§ Figure record listings:
= = = = =

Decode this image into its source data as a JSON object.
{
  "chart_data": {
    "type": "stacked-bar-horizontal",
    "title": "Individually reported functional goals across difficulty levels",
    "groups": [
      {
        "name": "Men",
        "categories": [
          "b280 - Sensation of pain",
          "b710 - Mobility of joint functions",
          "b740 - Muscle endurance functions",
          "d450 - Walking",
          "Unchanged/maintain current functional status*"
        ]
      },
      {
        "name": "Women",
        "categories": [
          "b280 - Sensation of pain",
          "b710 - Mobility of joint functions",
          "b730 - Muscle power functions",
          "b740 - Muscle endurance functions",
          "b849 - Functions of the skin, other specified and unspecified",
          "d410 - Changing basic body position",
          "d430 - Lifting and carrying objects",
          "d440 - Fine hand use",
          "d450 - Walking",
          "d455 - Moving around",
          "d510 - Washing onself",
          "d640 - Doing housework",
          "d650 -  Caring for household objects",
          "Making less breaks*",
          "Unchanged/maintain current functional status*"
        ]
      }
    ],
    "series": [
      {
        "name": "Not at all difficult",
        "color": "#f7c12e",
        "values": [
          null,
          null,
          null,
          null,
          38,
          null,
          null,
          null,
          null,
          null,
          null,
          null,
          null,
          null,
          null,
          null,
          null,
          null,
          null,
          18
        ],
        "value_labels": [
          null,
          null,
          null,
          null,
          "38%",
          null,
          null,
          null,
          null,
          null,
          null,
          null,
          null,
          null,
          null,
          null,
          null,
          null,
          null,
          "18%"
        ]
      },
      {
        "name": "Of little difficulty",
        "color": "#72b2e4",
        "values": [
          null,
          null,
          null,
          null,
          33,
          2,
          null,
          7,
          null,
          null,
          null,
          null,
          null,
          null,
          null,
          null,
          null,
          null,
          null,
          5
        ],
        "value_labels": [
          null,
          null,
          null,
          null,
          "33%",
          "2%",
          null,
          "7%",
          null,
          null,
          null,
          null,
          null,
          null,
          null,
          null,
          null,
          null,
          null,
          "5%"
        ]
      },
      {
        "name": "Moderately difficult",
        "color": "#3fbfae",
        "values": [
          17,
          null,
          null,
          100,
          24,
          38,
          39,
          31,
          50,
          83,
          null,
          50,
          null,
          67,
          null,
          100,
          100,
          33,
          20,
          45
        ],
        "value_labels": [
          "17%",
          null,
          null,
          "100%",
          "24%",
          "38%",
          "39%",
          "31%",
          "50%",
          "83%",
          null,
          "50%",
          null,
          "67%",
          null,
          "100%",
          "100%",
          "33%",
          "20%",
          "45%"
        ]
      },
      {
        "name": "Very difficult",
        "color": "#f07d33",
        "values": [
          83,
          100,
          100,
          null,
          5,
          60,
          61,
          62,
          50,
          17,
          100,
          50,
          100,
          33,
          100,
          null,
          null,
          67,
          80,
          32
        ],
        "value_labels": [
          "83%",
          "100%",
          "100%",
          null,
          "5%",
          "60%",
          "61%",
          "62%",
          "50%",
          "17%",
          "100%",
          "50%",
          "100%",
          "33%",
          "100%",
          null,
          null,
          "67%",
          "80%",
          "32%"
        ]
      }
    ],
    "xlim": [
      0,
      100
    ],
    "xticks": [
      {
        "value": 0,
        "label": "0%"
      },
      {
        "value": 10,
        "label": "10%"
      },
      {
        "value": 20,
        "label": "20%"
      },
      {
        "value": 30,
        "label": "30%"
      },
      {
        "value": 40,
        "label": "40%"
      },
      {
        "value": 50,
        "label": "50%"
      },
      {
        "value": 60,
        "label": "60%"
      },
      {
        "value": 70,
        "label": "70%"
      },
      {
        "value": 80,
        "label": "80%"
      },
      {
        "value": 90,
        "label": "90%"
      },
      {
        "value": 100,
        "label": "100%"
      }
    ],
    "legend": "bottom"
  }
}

= = = = =

§ Instructions to follow:
Each line must be given again exactly as written above.

§ Written solution:
Decode this image into its source data as a JSON object.
{
  "chart_data": {
    "type": "stacked-bar-horizontal",
    "title": "Individually reported functional goals across difficulty levels",
    "groups": [
      {
        "name": "Men",
        "categories": [
          "b280 - Sensation of pain",
          "b710 - Mobility of joint functions",
          "b740 - Muscle endurance functions",
          "d450 - Walking",
          "Unchanged/maintain current functional status*"
        ]
      },
      {
        "name": "Women",
        "categories": [
          "b280 - Sensation of pain",
          "b710 - Mobility of joint functions",
          "b730 - Muscle power functions",
          "b740 - Muscle endurance functions",
          "b849 - Functions of the skin, other specified and unspecified",
          "d410 - Changing basic body position",
          "d430 - Lifting and carrying objects",
          "d440 - Fine hand use",
          "d450 - Walking",
          "d455 - Moving around",
          "d510 - Washing onself",
          "d640 - Doing housework",
          "d650 -  Caring for household objects",
          "Making less breaks*",
          "Unchanged/maintain current functional status*"
        ]
      }
    ],
    "series": [
      {
        "name": "Not at all difficult",
        "color": "#f7c12e",
        "values": [
          null,
          null,
          null,
          null,
          38,
          null,
          null,
          null,
          null,
          null,
          null,
          null,
          null,
          null,
          null,
          null,
          null,
          null,
          null,
          18
        ],
        "value_labels": [
          null,
          null,
          null,
          null,
          "38%",
          null,
          null,
          null,
          null,
          null,
          null,
          null,
          null,
          null,
          null,
          null,
          null,
          null,
          null,
          "18%"
        ]
      },
      {
        "name": "Of little difficulty",
        "color": "#72b2e4",
        "values": [
          null,
          null,
          null,
          null,
          33,
          2,
          null,
          7,
          null,
          null,
          null,
          null,
          null,
          null,
          null,
          null,
          null,
          null,
          null,
          5
        ],
        "value_labels": [
          null,
          null,
          null,
          null,
          "33%",
          "2%",
          null,
          "7%",
          null,
          null,
          null,
          null,
          null,
          null,
          null,
          null,
          null,
          null,
          null,
          "5%"
        ]
      },
      {
        "name": "Moderately difficult",
        "color": "#3fbfae",
        "values": [
          17,
          null,
          null,
          100,
          24,
          38,
          39,
          31,
          50,
          83,
          null,
          50,
          null,
          67,
          null,
          100,
          100,
          33,
          20,
          45
        ],
        "value_labels": [
          "17%",
          null,
          null,
          "100%",
          "24%",
          "38%",
          "39%",
          "31%",
          "50%",
          "83%",
          null,
          "50%",
          null,
          "67%",
          null,
          "100%",
          "100%",
          "33%",
          "20%",
          "45%"
        ]
      },
      {
        "name": "Very difficult",
        "color": "#f07d33",
        "values": [
          83,
          100,
          100,
          null,
          5,
          60,
          61,
          62,
          50,
          17,
          100,
          50,
          100,
          33,
          100,
          null,
          null,
          67,
          80,
          32
        ],
        "value_labels": [
          "83%",
          "100%",
          "100%",
          null,
          "5%",
          "60%",
          "61%",
          "62%",
          "50%",
          "17%",
          "100%",
          "50%",
          "100%",
          "33%",
          "100%",
          null,
          null,
          "67%",
          "80%",
          "32%"
        ]
      }
    ],
    "xlim": [
      0,
      100
    ],
    "xticks": [
      {
        "value": 0,
        "label": "0%"
      },
      {
        "value": 10,
        "label": "10%"
      },
      {
        "value": 20,
        "label": "20%"
      },
      {
        "value": 30,
        "label": "30%"
      },
      {
        "value": 40,
        "label": "40%"
      },
      {
        "value": 50,
        "label": "50%"
      },
      {
        "value": 60,
        "label": "60%"
      },
      {
        "value": 70,
        "label": "70%"
      },
      {
        "value": 80,
        "label": "80%"
      },
      {
        "value": 90,
        "label": "90%"
      },
      {
        "value": 100,
        "label": "100%"
      }
    ],
    "legend": "bottom"
  }
}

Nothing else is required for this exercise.